▸ GOAL
Go through the material below and copy all lines with "quit".

+ + + + +

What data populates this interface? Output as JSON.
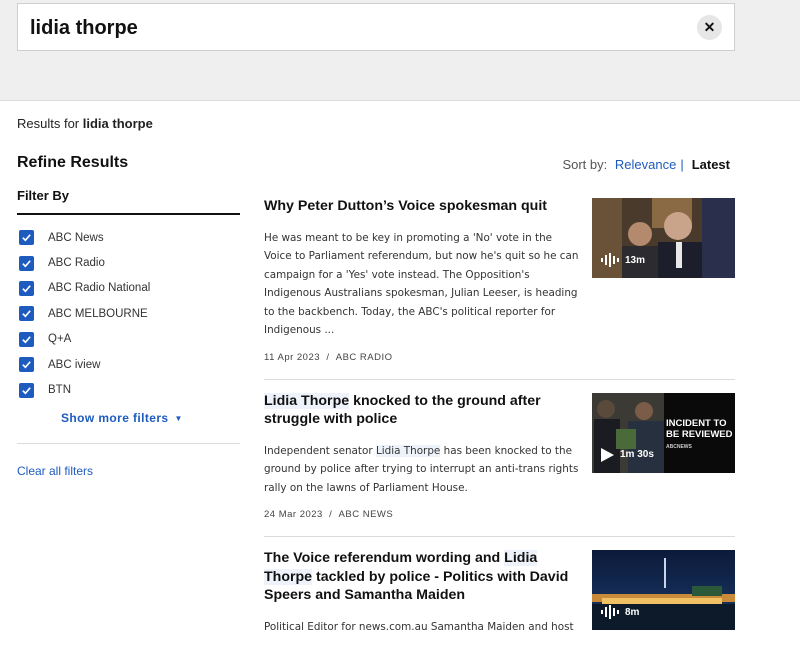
{
  "search": {
    "query": "lidia thorpe",
    "clear_icon": "close-icon"
  },
  "results_header": {
    "prefix": "Results for",
    "query": "lidia thorpe"
  },
  "sidebar": {
    "title": "Refine Results",
    "filter_by": "Filter By",
    "filters": [
      {
        "label": "ABC News",
        "checked": true
      },
      {
        "label": "ABC Radio",
        "checked": true
      },
      {
        "label": "ABC Radio National",
        "checked": true
      },
      {
        "label": "ABC MELBOURNE",
        "checked": true
      },
      {
        "label": "Q+A",
        "checked": true
      },
      {
        "label": "ABC iview",
        "checked": true
      },
      {
        "label": "BTN",
        "checked": true
      }
    ],
    "show_more": "Show more filters",
    "clear_all": "Clear all filters"
  },
  "sort": {
    "label": "Sort by:",
    "options": [
      "Relevance",
      "Latest"
    ],
    "selected": "Latest"
  },
  "colors": {
    "accent": "#1d5bbf",
    "highlight": "#eef3fb"
  },
  "results": [
    {
      "title": "Why Peter Dutton’s Voice spokesman quit",
      "description": "He was meant to be key in promoting a 'No' vote in the Voice to Parliament referendum, but now he's quit so he can campaign for a 'Yes' vote instead. The Opposition's Indigenous Australians spokesman, Julian Leeser, is heading to the backbench. Today, the ABC's political reporter for Indigenous ...",
      "date": "11 Apr 2023",
      "source": "ABC RADIO",
      "media": {
        "type": "audio",
        "icon": "audio-waveform-icon",
        "duration": "13m"
      }
    },
    {
      "title_parts": [
        "Lidia Thorpe",
        " knocked to the ground after struggle with police"
      ],
      "description_parts": [
        "Independent senator ",
        "Lidia Thorpe",
        " has been knocked to the ground by police after trying to interrupt an anti-trans rights rally on the lawns of Parliament House."
      ],
      "date": "24 Mar 2023",
      "source": "ABC NEWS",
      "media": {
        "type": "video",
        "icon": "play-icon",
        "duration": "1m 30s",
        "overlay_text": [
          "INCIDENT TO",
          "BE REVIEWED"
        ],
        "overlay_brand": "ABCNEWS"
      }
    },
    {
      "title_parts": [
        "The Voice referendum wording and ",
        "Lidia Thorpe",
        " tackled by police - Politics with David Speers and Samantha Maiden"
      ],
      "description": "Political Editor for news.com.au Samantha Maiden and host",
      "media": {
        "type": "audio",
        "icon": "audio-waveform-icon",
        "duration": "8m"
      }
    }
  ]
}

+ + + + +

▸ WRITTEN RESPONSE
      "title": "Why Peter Dutton’s Voice spokesman quit",
      "description": "He was meant to be key in promoting a 'No' vote in the Voice to Parliament referendum, but now he's quit so he can campaign for a 'Yes' vote instead. The Opposition's Indigenous Australians spokesman, Julian Leeser, is heading to the backbench. Today, the ABC's political reporter for Indigenous ...",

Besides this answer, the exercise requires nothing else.